YOUR TASK: Reproduce every record exactly as it appears, but not the pictures.

DATA EXCERPTS:
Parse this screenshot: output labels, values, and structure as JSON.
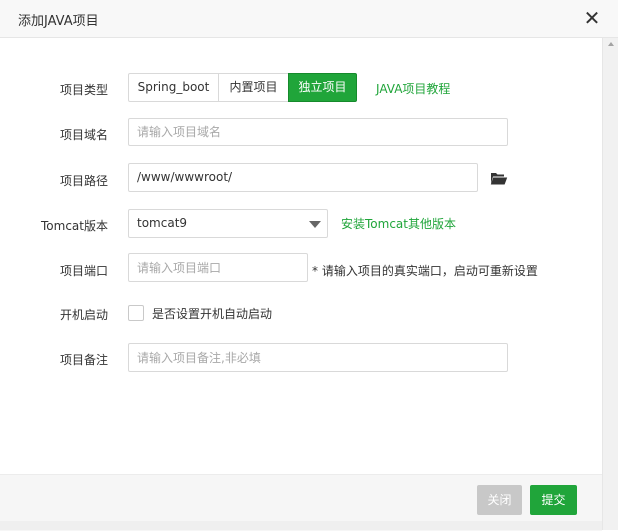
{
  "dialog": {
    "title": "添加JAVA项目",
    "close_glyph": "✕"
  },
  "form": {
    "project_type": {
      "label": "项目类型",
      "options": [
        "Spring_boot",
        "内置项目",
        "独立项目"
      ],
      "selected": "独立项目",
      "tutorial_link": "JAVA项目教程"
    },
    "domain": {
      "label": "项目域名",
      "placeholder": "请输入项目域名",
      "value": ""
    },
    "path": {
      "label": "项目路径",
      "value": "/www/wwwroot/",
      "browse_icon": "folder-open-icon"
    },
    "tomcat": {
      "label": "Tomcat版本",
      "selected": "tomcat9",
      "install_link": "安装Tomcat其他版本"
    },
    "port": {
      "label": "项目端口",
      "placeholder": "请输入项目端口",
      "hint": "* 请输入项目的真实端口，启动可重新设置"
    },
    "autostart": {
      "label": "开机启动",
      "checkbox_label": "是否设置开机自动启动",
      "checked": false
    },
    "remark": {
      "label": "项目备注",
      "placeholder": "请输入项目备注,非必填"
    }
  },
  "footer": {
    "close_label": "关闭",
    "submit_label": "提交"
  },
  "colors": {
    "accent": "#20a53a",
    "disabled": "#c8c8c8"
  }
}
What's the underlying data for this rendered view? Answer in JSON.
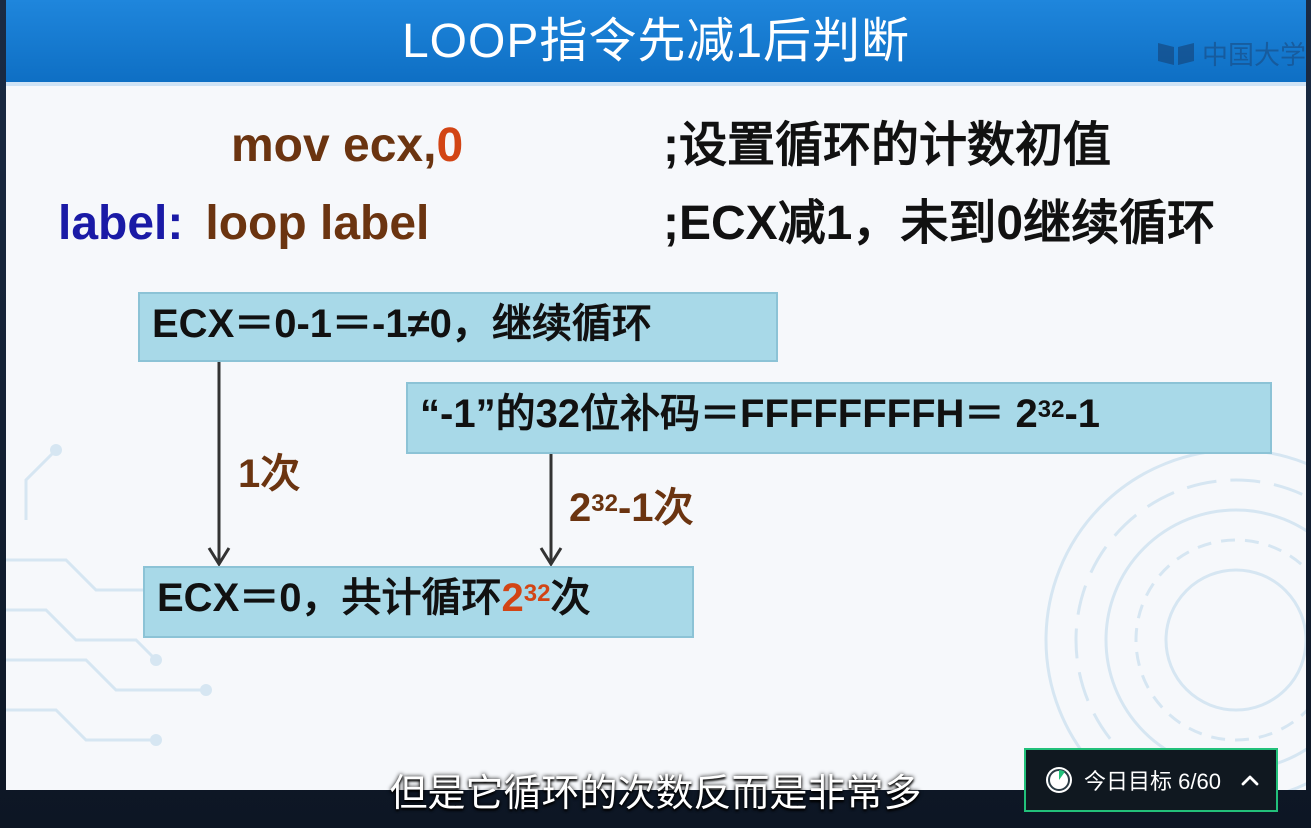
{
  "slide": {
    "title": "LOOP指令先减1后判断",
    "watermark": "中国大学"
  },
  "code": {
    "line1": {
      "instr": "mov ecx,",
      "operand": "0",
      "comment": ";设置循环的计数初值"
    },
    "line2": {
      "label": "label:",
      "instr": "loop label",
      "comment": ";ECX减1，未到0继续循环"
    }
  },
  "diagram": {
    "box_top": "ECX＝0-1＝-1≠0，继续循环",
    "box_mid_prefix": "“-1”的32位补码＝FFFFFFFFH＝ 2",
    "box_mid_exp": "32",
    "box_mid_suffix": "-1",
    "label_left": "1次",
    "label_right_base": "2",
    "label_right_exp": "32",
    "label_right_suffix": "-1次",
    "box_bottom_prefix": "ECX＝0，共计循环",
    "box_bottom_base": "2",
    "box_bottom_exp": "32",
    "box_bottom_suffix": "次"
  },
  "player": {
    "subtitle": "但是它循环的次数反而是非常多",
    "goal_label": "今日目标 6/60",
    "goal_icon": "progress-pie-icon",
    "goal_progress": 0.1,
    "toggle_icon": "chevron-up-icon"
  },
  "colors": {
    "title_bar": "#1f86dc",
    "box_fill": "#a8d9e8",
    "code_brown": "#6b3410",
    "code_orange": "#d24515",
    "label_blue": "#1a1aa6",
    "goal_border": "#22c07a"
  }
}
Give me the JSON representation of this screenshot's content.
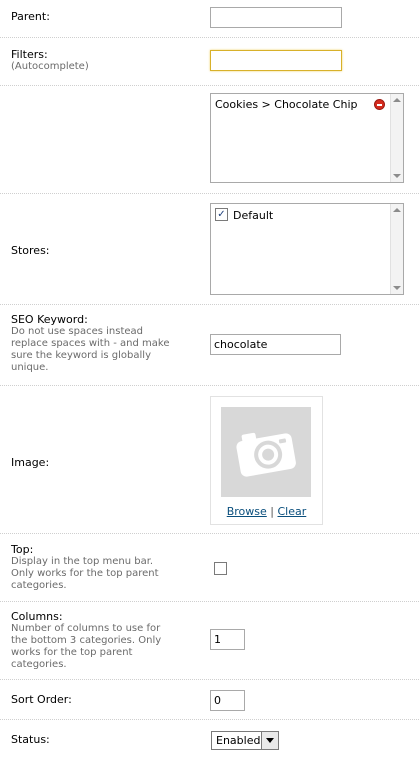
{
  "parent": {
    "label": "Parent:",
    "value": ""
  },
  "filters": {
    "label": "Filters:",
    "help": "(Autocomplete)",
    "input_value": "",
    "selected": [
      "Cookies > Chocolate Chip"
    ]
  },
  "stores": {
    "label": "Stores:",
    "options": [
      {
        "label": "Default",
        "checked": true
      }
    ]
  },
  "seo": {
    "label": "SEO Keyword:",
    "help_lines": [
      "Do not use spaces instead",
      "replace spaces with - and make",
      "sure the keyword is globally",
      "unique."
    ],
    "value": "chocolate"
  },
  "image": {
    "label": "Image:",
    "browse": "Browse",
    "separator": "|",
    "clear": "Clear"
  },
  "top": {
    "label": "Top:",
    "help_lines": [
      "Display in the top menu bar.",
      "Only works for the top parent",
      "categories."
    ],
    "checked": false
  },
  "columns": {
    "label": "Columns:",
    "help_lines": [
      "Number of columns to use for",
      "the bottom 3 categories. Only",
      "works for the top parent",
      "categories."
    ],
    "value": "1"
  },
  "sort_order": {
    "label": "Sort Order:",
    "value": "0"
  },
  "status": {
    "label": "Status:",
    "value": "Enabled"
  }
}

SOLVED EXERCISE:
Parse this screenshot: output labels, values, and structure as JSON.
{
  "dialog": {
    "title": "添加JAVA项目",
    "close_glyph": "✕"
  },
  "form": {
    "project_type": {
      "label": "项目类型",
      "options": [
        "Spring_boot",
        "内置项目",
        "独立项目"
      ],
      "selected": "独立项目",
      "tutorial_link": "JAVA项目教程"
    },
    "domain": {
      "label": "项目域名",
      "placeholder": "请输入项目域名",
      "value": ""
    },
    "path": {
      "label": "项目路径",
      "value": "/www/wwwroot/",
      "browse_icon": "folder-open-icon"
    },
    "tomcat": {
      "label": "Tomcat版本",
      "selected": "tomcat9",
      "install_link": "安装Tomcat其他版本"
    },
    "port": {
      "label": "项目端口",
      "placeholder": "请输入项目端口",
      "hint": "* 请输入项目的真实端口，启动可重新设置"
    },
    "autostart": {
      "label": "开机启动",
      "checkbox_label": "是否设置开机自动启动",
      "checked": false
    },
    "remark": {
      "label": "项目备注",
      "placeholder": "请输入项目备注,非必填"
    }
  },
  "footer": {
    "close_label": "关闭",
    "submit_label": "提交"
  },
  "colors": {
    "accent": "#20a53a",
    "disabled": "#c8c8c8"
  }
}
What's the underlying data for this rendered view? Answer in JSON.
{
  "slide": {
    "title": "LOOP指令先减1后判断",
    "watermark": "中国大学"
  },
  "code": {
    "line1": {
      "instr": "mov ecx,",
      "operand": "0",
      "comment": ";设置循环的计数初值"
    },
    "line2": {
      "label": "label:",
      "instr": "loop label",
      "comment": ";ECX减1，未到0继续循环"
    }
  },
  "diagram": {
    "box_top": "ECX＝0-1＝-1≠0，继续循环",
    "box_mid_prefix": "“-1”的32位补码＝FFFFFFFFH＝ 2",
    "box_mid_exp": "32",
    "box_mid_suffix": "-1",
    "label_left": "1次",
    "label_right_base": "2",
    "label_right_exp": "32",
    "label_right_suffix": "-1次",
    "box_bottom_prefix": "ECX＝0，共计循环",
    "box_bottom_base": "2",
    "box_bottom_exp": "32",
    "box_bottom_suffix": "次"
  },
  "player": {
    "subtitle": "但是它循环的次数反而是非常多",
    "goal_label": "今日目标 6/60",
    "goal_icon": "progress-pie-icon",
    "goal_progress": 0.1,
    "toggle_icon": "chevron-up-icon"
  },
  "colors": {
    "title_bar": "#1f86dc",
    "box_fill": "#a8d9e8",
    "code_brown": "#6b3410",
    "code_orange": "#d24515",
    "label_blue": "#1a1aa6",
    "goal_border": "#22c07a"
  }
}
Give me the JSON representation of this screenshot's content.
{
  "parent": {
    "label": "Parent:",
    "value": ""
  },
  "filters": {
    "label": "Filters:",
    "help": "(Autocomplete)",
    "input_value": "",
    "selected": [
      "Cookies > Chocolate Chip"
    ]
  },
  "stores": {
    "label": "Stores:",
    "options": [
      {
        "label": "Default",
        "checked": true
      }
    ]
  },
  "seo": {
    "label": "SEO Keyword:",
    "help_lines": [
      "Do not use spaces instead",
      "replace spaces with - and make",
      "sure the keyword is globally",
      "unique."
    ],
    "value": "chocolate"
  },
  "image": {
    "label": "Image:",
    "browse": "Browse",
    "separator": "|",
    "clear": "Clear"
  },
  "top": {
    "label": "Top:",
    "help_lines": [
      "Display in the top menu bar.",
      "Only works for the top parent",
      "categories."
    ],
    "checked": false
  },
  "columns": {
    "label": "Columns:",
    "help_lines": [
      "Number of columns to use for",
      "the bottom 3 categories. Only",
      "works for the top parent",
      "categories."
    ],
    "value": "1"
  },
  "sort_order": {
    "label": "Sort Order:",
    "value": "0"
  },
  "status": {
    "label": "Status:",
    "value": "Enabled"
  }
}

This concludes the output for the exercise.